### DIRECTION:
Retype each entry below exactly as it stands.
##### EXTRACTED MATERIAL
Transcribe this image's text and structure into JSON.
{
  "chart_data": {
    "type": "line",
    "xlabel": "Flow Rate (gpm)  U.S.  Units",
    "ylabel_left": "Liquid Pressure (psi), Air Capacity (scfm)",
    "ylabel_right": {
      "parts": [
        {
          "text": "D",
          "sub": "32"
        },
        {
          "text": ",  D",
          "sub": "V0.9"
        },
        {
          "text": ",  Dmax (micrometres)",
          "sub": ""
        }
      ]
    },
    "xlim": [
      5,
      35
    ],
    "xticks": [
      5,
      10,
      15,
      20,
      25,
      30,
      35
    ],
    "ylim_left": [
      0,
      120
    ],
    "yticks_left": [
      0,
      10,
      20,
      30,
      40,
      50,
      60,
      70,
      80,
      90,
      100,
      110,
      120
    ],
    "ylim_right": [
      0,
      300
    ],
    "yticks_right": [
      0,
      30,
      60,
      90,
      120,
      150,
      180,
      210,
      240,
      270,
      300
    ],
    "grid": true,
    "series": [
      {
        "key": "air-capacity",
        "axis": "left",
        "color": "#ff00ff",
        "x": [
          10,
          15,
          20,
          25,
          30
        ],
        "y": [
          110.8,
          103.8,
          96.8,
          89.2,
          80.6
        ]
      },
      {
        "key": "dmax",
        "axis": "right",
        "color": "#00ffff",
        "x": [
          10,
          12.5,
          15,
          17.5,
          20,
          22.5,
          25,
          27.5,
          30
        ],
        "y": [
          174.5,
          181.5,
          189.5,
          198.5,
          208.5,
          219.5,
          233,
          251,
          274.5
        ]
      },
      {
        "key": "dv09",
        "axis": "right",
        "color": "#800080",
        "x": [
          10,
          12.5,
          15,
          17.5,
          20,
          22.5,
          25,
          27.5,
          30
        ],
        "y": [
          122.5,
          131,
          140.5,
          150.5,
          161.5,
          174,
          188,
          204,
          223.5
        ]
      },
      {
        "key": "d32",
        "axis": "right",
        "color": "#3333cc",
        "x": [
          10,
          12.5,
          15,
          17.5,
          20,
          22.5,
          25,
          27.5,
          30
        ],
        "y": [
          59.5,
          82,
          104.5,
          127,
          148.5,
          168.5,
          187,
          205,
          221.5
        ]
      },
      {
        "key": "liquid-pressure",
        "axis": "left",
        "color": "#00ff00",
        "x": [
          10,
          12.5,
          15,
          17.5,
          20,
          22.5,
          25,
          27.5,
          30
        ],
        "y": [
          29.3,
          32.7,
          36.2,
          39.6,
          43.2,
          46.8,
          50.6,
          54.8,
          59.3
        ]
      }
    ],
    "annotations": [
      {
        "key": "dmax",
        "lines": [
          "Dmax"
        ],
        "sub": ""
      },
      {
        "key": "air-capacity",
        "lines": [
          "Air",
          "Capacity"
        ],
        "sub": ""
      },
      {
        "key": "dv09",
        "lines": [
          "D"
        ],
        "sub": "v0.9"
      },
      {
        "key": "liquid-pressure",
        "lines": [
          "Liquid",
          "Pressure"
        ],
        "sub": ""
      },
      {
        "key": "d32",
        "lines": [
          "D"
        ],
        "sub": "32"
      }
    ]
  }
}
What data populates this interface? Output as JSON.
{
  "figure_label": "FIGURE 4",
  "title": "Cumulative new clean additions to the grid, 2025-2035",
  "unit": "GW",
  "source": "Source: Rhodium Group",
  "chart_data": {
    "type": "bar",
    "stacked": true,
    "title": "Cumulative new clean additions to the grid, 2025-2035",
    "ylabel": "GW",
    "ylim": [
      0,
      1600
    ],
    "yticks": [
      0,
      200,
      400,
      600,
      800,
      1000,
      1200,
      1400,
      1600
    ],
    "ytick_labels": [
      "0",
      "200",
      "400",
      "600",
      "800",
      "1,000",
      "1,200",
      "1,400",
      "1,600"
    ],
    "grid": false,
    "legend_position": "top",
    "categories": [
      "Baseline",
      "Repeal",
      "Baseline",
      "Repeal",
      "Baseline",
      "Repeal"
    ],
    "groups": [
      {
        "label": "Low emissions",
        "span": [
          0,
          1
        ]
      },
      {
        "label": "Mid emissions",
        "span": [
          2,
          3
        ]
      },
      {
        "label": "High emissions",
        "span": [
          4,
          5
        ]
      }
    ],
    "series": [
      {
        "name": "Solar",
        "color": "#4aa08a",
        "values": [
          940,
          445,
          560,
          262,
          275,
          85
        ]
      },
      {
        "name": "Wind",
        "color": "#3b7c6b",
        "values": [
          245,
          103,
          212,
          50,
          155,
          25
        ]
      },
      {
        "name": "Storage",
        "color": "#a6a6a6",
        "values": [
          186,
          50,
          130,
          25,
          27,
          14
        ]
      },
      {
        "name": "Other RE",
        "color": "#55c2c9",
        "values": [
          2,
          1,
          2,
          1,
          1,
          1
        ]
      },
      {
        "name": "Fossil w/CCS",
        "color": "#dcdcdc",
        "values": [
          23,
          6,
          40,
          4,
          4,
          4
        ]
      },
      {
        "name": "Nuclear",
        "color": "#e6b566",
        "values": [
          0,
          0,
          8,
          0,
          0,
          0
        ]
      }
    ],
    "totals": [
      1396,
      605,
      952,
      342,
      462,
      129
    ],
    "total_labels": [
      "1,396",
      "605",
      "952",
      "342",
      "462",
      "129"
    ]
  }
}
##########
### TASK RESULT:
Transcribe this image's text and structure into JSON.
{
  "chart_data": {
    "type": "line",
    "xlabel": "Flow Rate (gpm)  U.S.  Units",
    "ylabel_left": "Liquid Pressure (psi), Air Capacity (scfm)",
    "ylabel_right": {
      "parts": [
        {
          "text": "D",
          "sub": "32"
        },
        {
          "text": ",  D",
          "sub": "V0.9"
        },
        {
          "text": ",  Dmax (micrometres)",
          "sub": ""
        }
      ]
    },
    "xlim": [
      5,
      35
    ],
    "xticks": [
      5,
      10,
      15,
      20,
      25,
      30,
      35
    ],
    "ylim_left": [
      0,
      120
    ],
    "yticks_left": [
      0,
      10,
      20,
      30,
      40,
      50,
      60,
      70,
      80,
      90,
      100,
      110,
      120
    ],
    "ylim_right": [
      0,
      300
    ],
    "yticks_right": [
      0,
      30,
      60,
      90,
      120,
      150,
      180,
      210,
      240,
      270,
      300
    ],
    "grid": true,
    "series": [
      {
        "key": "air-capacity",
        "axis": "left",
        "color": "#ff00ff",
        "x": [
          10,
          15,
          20,
          25,
          30
        ],
        "y": [
          110.8,
          103.8,
          96.8,
          89.2,
          80.6
        ]
      },
      {
        "key": "dmax",
        "axis": "right",
        "color": "#00ffff",
        "x": [
          10,
          12.5,
          15,
          17.5,
          20,
          22.5,
          25,
          27.5,
          30
        ],
        "y": [
          174.5,
          181.5,
          189.5,
          198.5,
          208.5,
          219.5,
          233,
          251,
          274.5
        ]
      },
      {
        "key": "dv09",
        "axis": "right",
        "color": "#800080",
        "x": [
          10,
          12.5,
          15,
          17.5,
          20,
          22.5,
          25,
          27.5,
          30
        ],
        "y": [
          122.5,
          131,
          140.5,
          150.5,
          161.5,
          174,
          188,
          204,
          223.5
        ]
      },
      {
        "key": "d32",
        "axis": "right",
        "color": "#3333cc",
        "x": [
          10,
          12.5,
          15,
          17.5,
          20,
          22.5,
          25,
          27.5,
          30
        ],
        "y": [
          59.5,
          82,
          104.5,
          127,
          148.5,
          168.5,
          187,
          205,
          221.5
        ]
      },
      {
        "key": "liquid-pressure",
        "axis": "left",
        "color": "#00ff00",
        "x": [
          10,
          12.5,
          15,
          17.5,
          20,
          22.5,
          25,
          27.5,
          30
        ],
        "y": [
          29.3,
          32.7,
          36.2,
          39.6,
          43.2,
          46.8,
          50.6,
          54.8,
          59.3
        ]
      }
    ],
    "annotations": [
      {
        "key": "dmax",
        "lines": [
          "Dmax"
        ],
        "sub": ""
      },
      {
        "key": "air-capacity",
        "lines": [
          "Air",
          "Capacity"
        ],
        "sub": ""
      },
      {
        "key": "dv09",
        "lines": [
          "D"
        ],
        "sub": "v0.9"
      },
      {
        "key": "liquid-pressure",
        "lines": [
          "Liquid",
          "Pressure"
        ],
        "sub": ""
      },
      {
        "key": "d32",
        "lines": [
          "D"
        ],
        "sub": "32"
      }
    ]
  }
}
What data populates this interface? Output as JSON.
{
  "figure_label": "FIGURE 4",
  "title": "Cumulative new clean additions to the grid, 2025-2035",
  "unit": "GW",
  "source": "Source: Rhodium Group",
  "chart_data": {
    "type": "bar",
    "stacked": true,
    "title": "Cumulative new clean additions to the grid, 2025-2035",
    "ylabel": "GW",
    "ylim": [
      0,
      1600
    ],
    "yticks": [
      0,
      200,
      400,
      600,
      800,
      1000,
      1200,
      1400,
      1600
    ],
    "ytick_labels": [
      "0",
      "200",
      "400",
      "600",
      "800",
      "1,000",
      "1,200",
      "1,400",
      "1,600"
    ],
    "grid": false,
    "legend_position": "top",
    "categories": [
      "Baseline",
      "Repeal",
      "Baseline",
      "Repeal",
      "Baseline",
      "Repeal"
    ],
    "groups": [
      {
        "label": "Low emissions",
        "span": [
          0,
          1
        ]
      },
      {
        "label": "Mid emissions",
        "span": [
          2,
          3
        ]
      },
      {
        "label": "High emissions",
        "span": [
          4,
          5
        ]
      }
    ],
    "series": [
      {
        "name": "Solar",
        "color": "#4aa08a",
        "values": [
          940,
          445,
          560,
          262,
          275,
          85
        ]
      },
      {
        "name": "Wind",
        "color": "#3b7c6b",
        "values": [
          245,
          103,
          212,
          50,
          155,
          25
        ]
      },
      {
        "name": "Storage",
        "color": "#a6a6a6",
        "values": [
          186,
          50,
          130,
          25,
          27,
          14
        ]
      },
      {
        "name": "Other RE",
        "color": "#55c2c9",
        "values": [
          2,
          1,
          2,
          1,
          1,
          1
        ]
      },
      {
        "name": "Fossil w/CCS",
        "color": "#dcdcdc",
        "values": [
          23,
          6,
          40,
          4,
          4,
          4
        ]
      },
      {
        "name": "Nuclear",
        "color": "#e6b566",
        "values": [
          0,
          0,
          8,
          0,
          0,
          0
        ]
      }
    ],
    "totals": [
      1396,
      605,
      952,
      342,
      462,
      129
    ],
    "total_labels": [
      "1,396",
      "605",
      "952",
      "342",
      "462",
      "129"
    ]
  }
}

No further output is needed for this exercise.